▸ Task statement:
Can you pull out each line of the data below that includes the word "worden"?

[Saved entries]
# # # # # # #
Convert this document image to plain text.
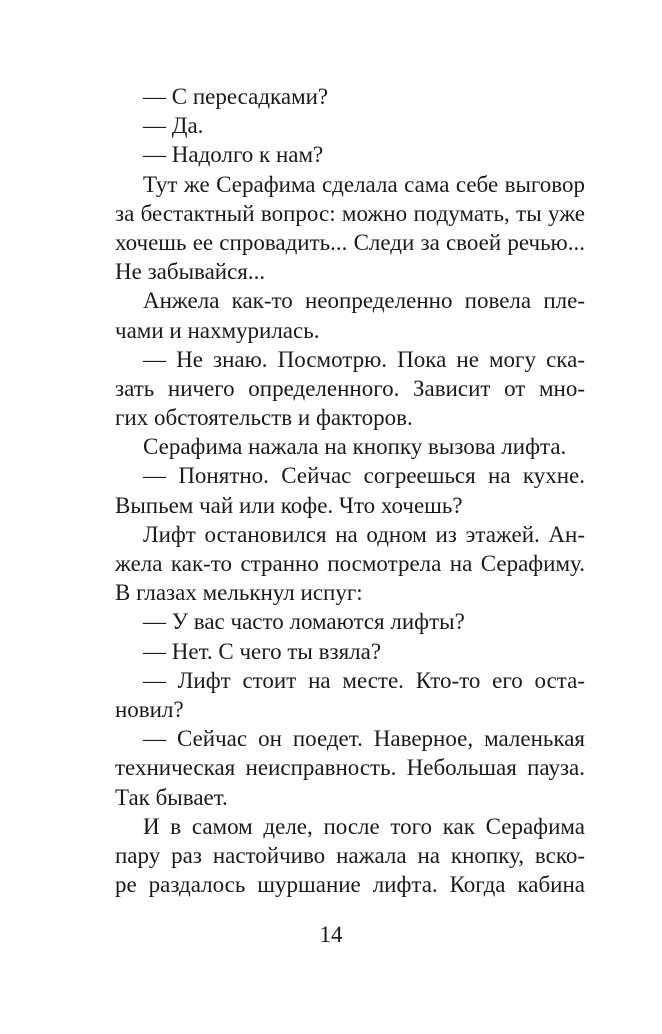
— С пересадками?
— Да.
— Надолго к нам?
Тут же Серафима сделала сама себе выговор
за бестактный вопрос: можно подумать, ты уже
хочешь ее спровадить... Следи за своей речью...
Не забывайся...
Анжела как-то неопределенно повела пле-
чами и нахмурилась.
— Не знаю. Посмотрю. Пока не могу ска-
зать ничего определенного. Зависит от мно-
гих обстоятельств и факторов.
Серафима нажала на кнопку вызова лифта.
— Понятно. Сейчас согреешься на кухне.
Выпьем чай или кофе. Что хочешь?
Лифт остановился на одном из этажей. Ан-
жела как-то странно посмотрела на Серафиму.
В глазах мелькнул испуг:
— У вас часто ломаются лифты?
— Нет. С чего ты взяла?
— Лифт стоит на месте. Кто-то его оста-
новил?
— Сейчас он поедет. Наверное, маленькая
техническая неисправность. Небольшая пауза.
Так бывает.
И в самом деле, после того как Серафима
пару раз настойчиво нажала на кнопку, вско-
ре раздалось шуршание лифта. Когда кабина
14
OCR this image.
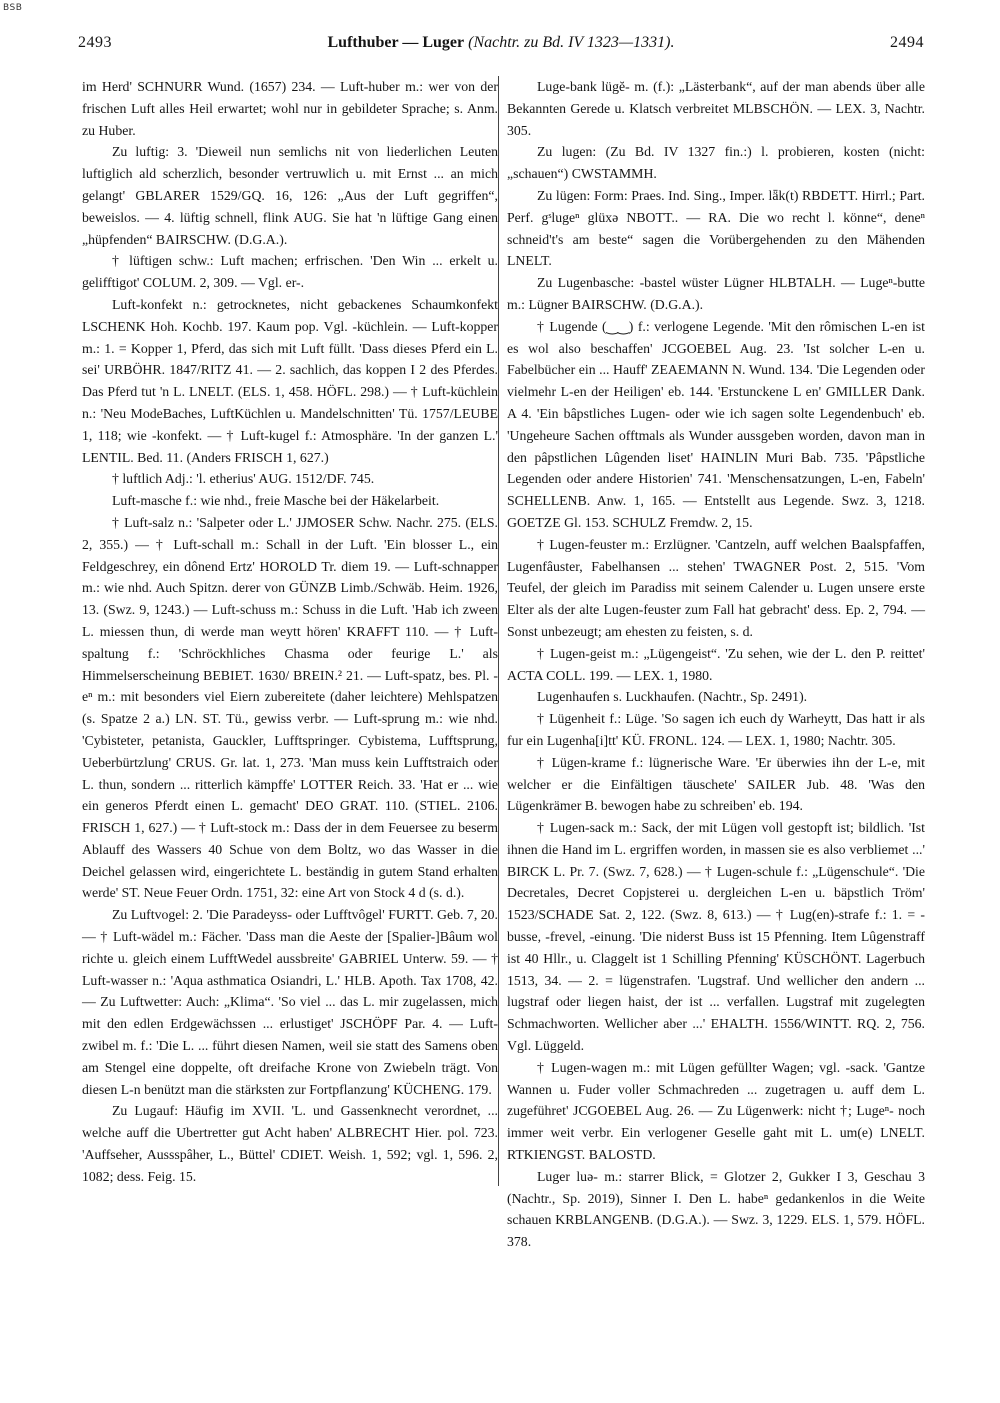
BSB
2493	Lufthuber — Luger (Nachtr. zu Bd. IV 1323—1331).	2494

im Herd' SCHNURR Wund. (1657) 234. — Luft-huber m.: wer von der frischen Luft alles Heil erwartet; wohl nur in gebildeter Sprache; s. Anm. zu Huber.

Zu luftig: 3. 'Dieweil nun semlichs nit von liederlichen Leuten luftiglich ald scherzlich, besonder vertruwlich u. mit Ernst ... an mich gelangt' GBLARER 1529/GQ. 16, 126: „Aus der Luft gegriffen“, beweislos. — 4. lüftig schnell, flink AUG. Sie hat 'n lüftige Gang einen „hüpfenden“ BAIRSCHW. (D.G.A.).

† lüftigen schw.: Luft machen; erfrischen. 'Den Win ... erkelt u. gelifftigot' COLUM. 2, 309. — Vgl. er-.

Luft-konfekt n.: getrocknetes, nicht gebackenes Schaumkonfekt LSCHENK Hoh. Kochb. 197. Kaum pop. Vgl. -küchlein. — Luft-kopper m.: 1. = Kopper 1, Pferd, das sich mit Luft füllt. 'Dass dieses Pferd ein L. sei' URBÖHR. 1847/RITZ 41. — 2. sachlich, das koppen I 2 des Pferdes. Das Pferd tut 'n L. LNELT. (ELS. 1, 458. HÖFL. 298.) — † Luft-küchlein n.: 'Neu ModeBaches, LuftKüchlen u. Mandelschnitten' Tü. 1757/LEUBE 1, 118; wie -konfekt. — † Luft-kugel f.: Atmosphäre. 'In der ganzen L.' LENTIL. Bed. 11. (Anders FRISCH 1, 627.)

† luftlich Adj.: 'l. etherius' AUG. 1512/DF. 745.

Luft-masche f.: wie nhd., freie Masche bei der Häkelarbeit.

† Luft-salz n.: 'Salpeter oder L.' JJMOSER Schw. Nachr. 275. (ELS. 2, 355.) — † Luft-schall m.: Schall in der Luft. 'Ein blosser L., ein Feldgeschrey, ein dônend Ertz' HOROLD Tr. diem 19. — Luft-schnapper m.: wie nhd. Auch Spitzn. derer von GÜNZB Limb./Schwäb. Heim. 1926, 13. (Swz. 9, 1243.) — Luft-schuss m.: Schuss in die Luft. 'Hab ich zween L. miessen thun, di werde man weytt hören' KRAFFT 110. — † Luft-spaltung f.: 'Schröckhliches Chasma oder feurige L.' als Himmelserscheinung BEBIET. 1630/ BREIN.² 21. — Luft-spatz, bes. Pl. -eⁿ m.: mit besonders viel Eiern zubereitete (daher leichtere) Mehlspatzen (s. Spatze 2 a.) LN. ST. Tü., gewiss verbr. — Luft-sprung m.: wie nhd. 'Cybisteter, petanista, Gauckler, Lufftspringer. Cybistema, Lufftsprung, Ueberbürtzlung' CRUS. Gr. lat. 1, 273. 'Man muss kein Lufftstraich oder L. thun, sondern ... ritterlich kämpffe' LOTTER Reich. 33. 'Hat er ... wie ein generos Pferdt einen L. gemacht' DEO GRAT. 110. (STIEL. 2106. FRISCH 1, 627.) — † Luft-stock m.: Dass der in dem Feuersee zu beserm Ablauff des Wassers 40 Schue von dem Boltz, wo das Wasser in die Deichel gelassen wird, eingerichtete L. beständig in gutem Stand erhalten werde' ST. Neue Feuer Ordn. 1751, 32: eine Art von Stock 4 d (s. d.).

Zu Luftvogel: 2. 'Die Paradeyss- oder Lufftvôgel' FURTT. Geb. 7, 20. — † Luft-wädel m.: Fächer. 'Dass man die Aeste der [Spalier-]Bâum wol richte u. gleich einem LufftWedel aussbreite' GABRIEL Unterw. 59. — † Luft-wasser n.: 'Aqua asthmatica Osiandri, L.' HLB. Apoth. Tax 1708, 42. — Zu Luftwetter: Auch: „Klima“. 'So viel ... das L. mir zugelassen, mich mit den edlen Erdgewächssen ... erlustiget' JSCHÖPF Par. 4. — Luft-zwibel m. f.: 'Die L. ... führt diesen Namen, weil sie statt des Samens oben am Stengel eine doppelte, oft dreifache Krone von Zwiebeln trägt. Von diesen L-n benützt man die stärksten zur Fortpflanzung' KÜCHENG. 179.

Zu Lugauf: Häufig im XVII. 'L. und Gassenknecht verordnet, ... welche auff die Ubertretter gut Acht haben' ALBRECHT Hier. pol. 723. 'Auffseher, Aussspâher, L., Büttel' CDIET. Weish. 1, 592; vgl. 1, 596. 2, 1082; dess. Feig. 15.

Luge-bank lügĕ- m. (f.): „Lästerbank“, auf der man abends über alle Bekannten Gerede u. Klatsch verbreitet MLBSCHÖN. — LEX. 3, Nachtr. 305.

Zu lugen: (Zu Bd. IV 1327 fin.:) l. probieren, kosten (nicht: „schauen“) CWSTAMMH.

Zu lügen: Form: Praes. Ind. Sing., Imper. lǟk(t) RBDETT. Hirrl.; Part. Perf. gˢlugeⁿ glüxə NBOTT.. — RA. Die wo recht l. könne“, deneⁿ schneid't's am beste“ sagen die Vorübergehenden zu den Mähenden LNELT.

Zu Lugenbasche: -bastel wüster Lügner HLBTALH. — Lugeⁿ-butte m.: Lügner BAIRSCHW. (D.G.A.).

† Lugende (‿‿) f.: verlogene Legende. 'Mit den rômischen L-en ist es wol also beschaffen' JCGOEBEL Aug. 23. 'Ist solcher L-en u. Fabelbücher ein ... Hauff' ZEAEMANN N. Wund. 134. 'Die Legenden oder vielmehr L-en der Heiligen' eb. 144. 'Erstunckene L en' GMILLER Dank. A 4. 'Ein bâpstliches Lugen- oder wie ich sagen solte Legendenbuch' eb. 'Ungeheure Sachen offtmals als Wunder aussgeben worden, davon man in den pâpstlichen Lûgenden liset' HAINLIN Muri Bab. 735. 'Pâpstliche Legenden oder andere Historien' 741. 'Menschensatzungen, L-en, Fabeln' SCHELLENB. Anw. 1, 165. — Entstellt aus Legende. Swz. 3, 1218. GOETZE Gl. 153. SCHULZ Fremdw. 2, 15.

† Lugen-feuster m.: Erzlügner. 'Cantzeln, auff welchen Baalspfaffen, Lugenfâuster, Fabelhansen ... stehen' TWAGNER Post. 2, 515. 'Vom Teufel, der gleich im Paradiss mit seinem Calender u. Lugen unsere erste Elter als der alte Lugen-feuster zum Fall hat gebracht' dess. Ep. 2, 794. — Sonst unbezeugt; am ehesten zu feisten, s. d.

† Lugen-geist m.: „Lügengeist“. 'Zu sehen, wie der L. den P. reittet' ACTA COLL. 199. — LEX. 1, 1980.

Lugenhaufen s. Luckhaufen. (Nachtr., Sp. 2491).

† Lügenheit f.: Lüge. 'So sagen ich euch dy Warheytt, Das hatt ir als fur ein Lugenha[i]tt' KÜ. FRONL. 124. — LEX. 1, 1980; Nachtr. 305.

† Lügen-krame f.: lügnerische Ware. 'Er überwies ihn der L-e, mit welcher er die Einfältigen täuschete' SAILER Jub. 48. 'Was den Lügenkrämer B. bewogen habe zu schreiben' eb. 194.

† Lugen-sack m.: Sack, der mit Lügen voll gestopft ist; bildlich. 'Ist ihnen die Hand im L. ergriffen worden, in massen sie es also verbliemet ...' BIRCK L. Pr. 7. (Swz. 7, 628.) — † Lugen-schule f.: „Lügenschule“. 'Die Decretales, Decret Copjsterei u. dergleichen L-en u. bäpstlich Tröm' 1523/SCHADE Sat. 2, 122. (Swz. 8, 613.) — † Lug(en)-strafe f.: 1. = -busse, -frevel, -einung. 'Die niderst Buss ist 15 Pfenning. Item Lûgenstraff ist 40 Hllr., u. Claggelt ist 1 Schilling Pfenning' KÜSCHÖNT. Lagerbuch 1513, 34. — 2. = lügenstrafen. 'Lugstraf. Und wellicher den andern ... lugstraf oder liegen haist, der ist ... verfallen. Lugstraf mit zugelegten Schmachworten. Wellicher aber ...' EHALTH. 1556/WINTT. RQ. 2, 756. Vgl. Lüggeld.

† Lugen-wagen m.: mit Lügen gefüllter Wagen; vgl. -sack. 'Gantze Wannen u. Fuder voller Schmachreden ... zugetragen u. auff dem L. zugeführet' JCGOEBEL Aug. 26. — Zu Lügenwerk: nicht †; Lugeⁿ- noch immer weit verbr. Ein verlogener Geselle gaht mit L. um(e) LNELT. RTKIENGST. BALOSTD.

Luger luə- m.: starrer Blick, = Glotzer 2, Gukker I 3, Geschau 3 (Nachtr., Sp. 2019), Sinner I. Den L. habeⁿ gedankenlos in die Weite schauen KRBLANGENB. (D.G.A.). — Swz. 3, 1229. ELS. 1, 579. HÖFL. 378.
# # # # # # #
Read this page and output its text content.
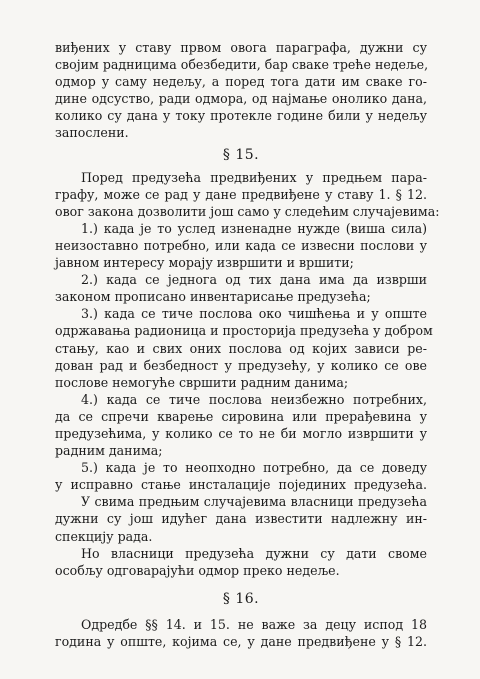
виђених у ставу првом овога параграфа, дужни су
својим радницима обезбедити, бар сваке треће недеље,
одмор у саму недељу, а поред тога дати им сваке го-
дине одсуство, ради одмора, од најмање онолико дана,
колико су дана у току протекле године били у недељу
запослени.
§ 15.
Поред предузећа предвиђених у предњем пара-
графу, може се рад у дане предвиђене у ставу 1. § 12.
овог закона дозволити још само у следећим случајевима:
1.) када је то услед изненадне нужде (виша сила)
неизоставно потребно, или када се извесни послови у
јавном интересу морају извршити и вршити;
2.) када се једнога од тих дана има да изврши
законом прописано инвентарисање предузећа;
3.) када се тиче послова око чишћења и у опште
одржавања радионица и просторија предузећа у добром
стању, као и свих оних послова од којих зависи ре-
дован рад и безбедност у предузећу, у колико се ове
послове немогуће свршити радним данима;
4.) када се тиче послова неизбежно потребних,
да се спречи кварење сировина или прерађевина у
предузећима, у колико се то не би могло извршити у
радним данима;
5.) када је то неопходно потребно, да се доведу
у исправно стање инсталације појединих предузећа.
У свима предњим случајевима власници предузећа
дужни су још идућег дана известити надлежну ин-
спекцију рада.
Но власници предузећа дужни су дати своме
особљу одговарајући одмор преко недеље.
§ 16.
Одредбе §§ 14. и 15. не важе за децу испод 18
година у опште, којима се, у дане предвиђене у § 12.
# # # # # # #
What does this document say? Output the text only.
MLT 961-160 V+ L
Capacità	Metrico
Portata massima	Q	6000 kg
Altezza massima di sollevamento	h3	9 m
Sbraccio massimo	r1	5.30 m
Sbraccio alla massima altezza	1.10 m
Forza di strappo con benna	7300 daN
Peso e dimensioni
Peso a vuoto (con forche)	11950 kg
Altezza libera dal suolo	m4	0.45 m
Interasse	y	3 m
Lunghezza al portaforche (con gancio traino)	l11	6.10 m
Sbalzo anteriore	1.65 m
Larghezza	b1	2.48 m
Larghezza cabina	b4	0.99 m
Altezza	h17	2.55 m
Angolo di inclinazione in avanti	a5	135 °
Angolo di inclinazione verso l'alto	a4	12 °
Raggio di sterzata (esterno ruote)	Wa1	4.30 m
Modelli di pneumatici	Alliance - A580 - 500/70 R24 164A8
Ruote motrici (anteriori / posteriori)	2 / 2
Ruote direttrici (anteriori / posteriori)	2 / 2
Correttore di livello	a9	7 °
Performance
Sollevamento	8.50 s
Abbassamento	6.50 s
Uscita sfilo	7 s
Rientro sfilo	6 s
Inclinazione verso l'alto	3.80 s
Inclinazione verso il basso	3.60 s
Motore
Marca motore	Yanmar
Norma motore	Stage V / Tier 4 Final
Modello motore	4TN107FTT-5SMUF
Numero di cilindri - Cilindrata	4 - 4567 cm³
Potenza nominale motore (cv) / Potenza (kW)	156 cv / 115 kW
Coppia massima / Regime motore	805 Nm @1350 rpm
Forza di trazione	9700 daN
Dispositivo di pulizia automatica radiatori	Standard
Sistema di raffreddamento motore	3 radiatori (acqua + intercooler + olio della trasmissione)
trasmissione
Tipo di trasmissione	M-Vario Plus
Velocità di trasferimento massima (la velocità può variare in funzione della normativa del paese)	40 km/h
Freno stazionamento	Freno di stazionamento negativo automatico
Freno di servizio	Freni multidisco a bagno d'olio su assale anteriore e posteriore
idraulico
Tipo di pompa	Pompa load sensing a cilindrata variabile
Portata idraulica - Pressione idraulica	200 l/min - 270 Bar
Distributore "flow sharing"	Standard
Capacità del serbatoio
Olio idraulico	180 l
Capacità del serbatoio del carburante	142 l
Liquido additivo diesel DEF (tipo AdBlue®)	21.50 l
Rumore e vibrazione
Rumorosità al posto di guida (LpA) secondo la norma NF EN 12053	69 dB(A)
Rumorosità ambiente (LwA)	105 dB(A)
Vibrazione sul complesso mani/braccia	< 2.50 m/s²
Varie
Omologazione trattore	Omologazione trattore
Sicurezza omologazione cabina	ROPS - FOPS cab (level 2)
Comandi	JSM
# # # # # # #
▸ Answer below:
† Lugende (‿‿) f.: verlogene Legende. 'Mit den rômischen L-en ist es wol also beschaffen' JCGOEBEL Aug. 23. 'Ist solcher L-en u. Fabelbücher ein ... Hauff' ZEAEMANN N. Wund. 134. 'Die Legenden oder vielmehr L-en der Heiligen' eb. 144. 'Erstunckene L en' GMILLER Dank. A 4. 'Ein bâpstliches Lugen- oder wie ich sagen solte Legendenbuch' eb. 'Ungeheure Sachen offtmals als Wunder aussgeben worden, davon man in den pâpstlichen Lûgenden liset' HAINLIN Muri Bab. 735. 'Pâpstliche Legenden oder andere Historien' 741. 'Menschensatzungen, L-en, Fabeln' SCHELLENB. Anw. 1, 165. — Entstellt aus Legende. Swz. 3, 1218. GOETZE Gl. 153. SCHULZ Fremdw. 2, 15.
† Lugen-sack m.: Sack, der mit Lügen voll gestopft ist; bildlich. 'Ist ihnen die Hand im L. ergriffen worden, in massen sie es also verbliemet ...' BIRCK L. Pr. 7. (Swz. 7, 628.) — † Lugen-schule f.: „Lügenschule“. 'Die Decretales, Decret Copjsterei u. dergleichen L-en u. bäpstlich Tröm' 1523/SCHADE Sat. 2, 122. (Swz. 8, 613.) — † Lug(en)-strafe f.: 1. = -busse, -frevel, -einung. 'Die niderst Buss ist 15 Pfenning. Item Lûgenstraff ist 40 Hllr., u. Claggelt ist 1 Schilling Pfenning' KÜSCHÖNT. Lagerbuch 1513, 34. — 2. = lügenstrafen. 'Lugstraf. Und wellicher den andern ... lugstraf oder liegen haist, der ist ... verfallen. Lugstraf mit zugelegten Schmachworten. Wellicher aber ...' EHALTH. 1556/WINTT. RQ. 2, 756. Vgl. Lüggeld.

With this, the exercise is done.